*OBJECTIVE*
Only the number is needed: how many lines contain the word "nRemoval"?
-- Start of MATERIAL FOR THIS EXERCISE --
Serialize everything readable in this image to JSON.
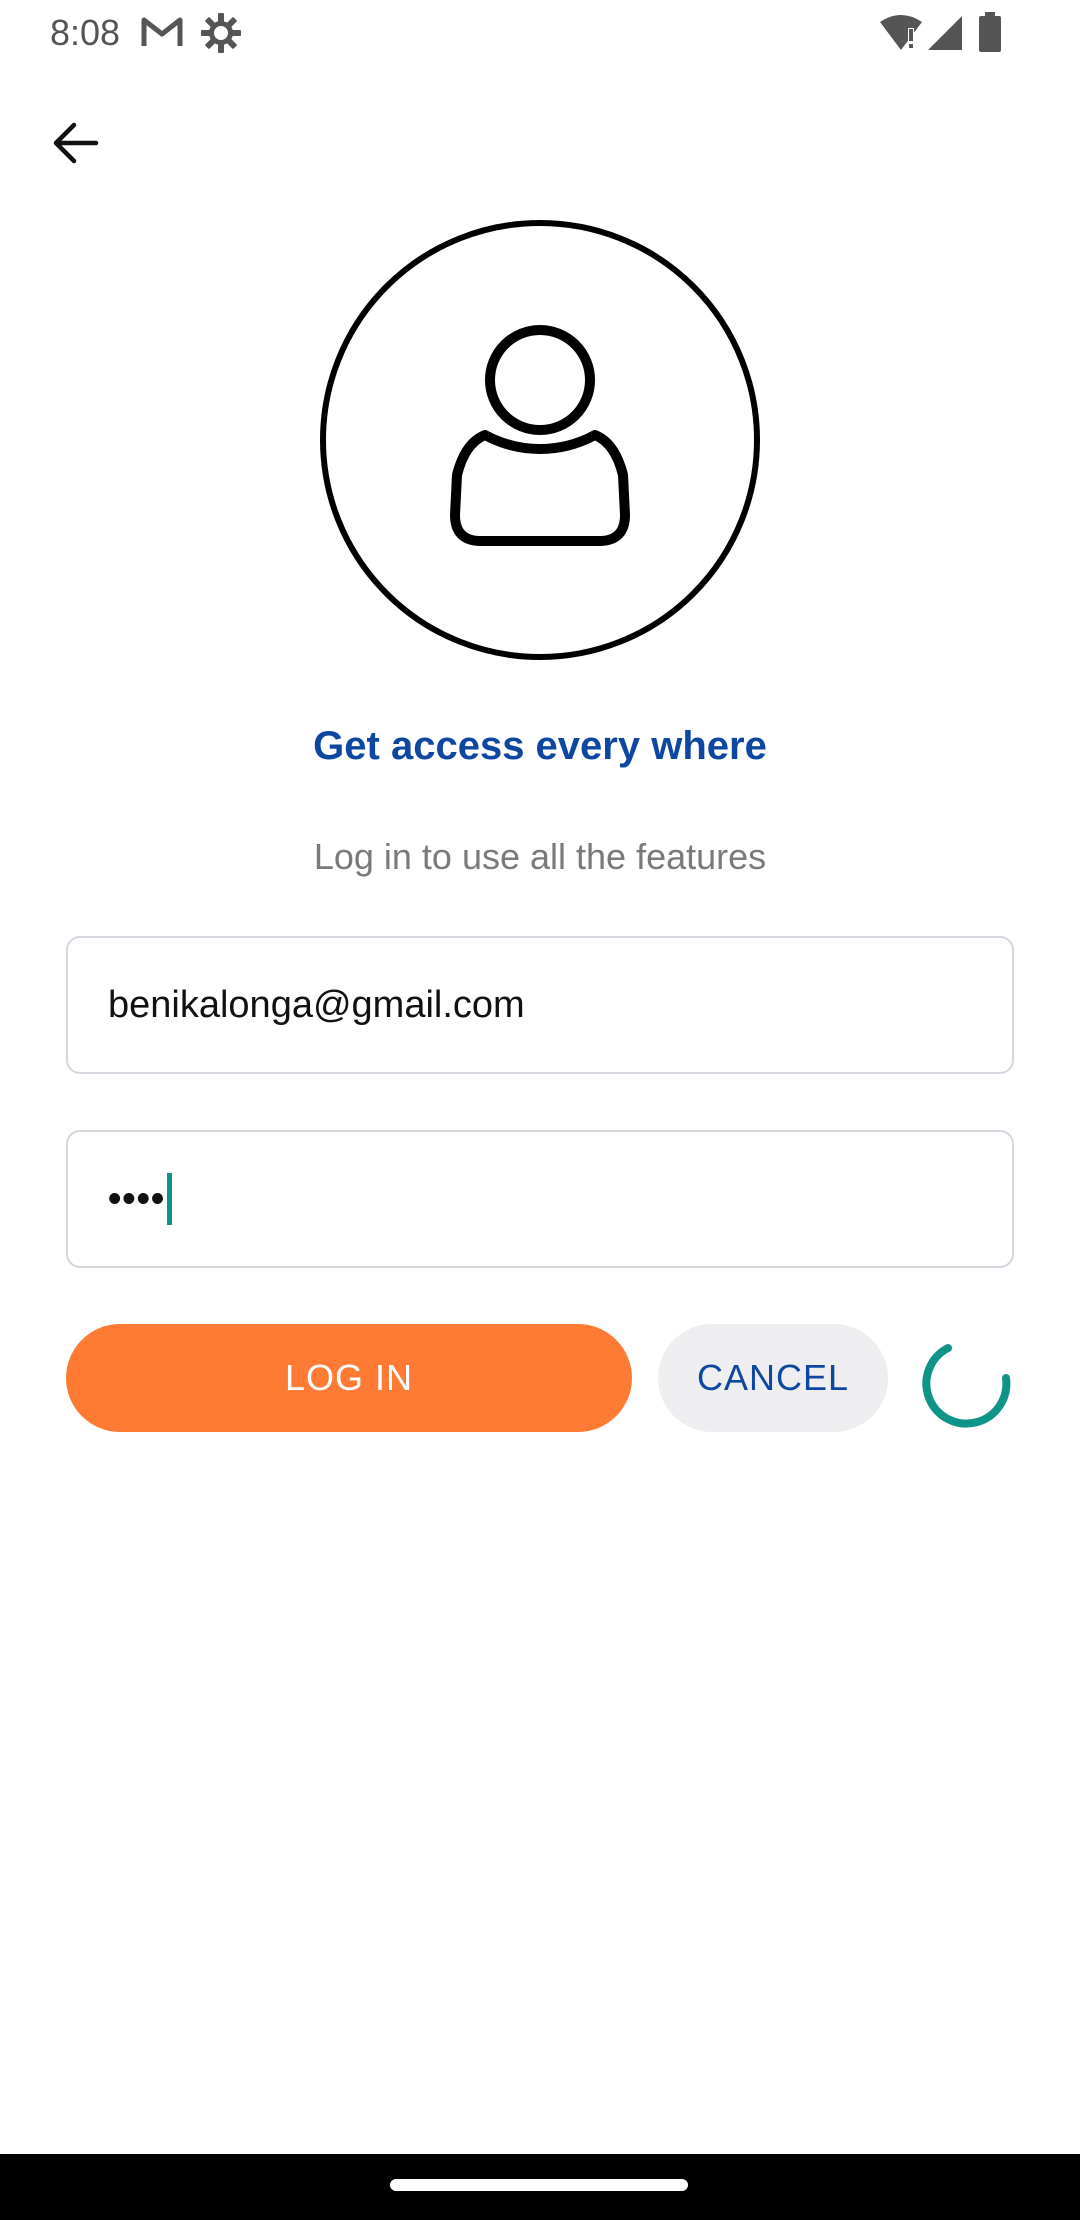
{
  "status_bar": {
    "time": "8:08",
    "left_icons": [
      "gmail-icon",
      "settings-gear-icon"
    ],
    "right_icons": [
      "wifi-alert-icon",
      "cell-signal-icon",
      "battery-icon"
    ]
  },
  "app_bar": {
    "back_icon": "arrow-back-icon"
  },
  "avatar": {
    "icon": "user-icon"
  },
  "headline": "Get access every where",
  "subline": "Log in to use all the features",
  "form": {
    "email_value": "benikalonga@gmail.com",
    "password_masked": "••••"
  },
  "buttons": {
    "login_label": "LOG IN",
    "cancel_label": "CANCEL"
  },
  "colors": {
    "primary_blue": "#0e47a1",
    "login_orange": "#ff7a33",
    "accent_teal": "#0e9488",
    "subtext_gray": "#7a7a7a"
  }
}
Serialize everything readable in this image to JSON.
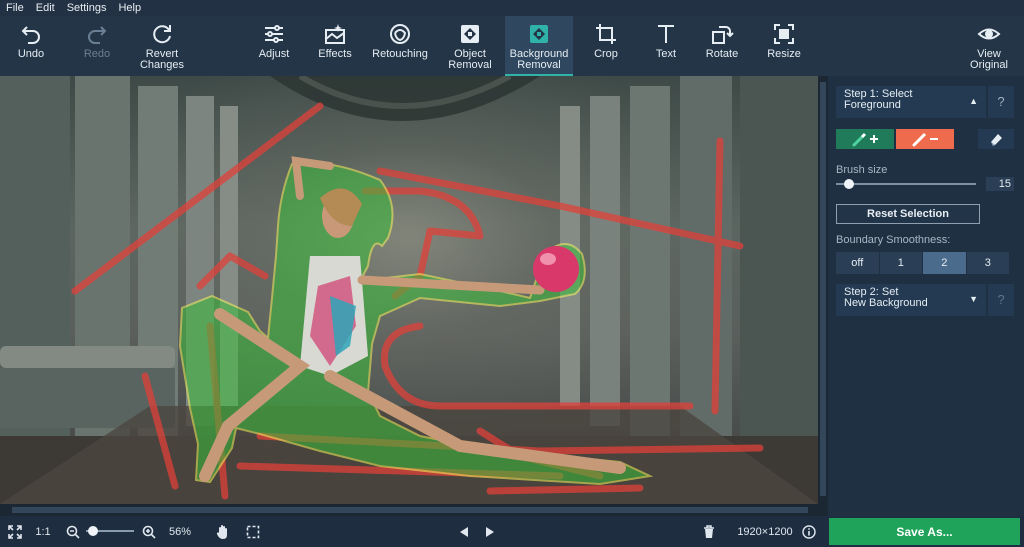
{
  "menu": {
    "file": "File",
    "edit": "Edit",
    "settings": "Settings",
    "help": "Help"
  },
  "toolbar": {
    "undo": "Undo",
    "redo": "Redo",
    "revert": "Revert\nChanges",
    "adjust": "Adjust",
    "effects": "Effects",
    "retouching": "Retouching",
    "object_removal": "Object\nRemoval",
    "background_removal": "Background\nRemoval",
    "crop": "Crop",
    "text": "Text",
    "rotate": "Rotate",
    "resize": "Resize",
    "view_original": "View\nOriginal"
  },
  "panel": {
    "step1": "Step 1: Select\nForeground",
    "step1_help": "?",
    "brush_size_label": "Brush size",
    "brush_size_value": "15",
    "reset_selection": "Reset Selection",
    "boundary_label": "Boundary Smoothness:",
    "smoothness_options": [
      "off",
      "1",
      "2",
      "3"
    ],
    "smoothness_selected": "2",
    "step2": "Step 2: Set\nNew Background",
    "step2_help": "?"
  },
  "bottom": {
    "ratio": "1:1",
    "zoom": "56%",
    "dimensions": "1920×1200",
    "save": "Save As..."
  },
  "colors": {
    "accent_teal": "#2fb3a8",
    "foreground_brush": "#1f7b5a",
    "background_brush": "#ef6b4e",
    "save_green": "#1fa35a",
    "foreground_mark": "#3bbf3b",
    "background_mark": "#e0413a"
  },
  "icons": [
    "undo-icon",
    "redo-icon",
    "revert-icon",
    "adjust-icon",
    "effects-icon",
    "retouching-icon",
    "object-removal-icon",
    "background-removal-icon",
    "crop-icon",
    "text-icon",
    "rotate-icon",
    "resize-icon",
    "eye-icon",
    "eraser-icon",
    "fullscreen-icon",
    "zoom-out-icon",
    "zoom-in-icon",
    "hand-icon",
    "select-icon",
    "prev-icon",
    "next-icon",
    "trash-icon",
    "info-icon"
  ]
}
-- End of MATERIAL FOR THIS EXERCISE --
*RESPONSE BELOW*
2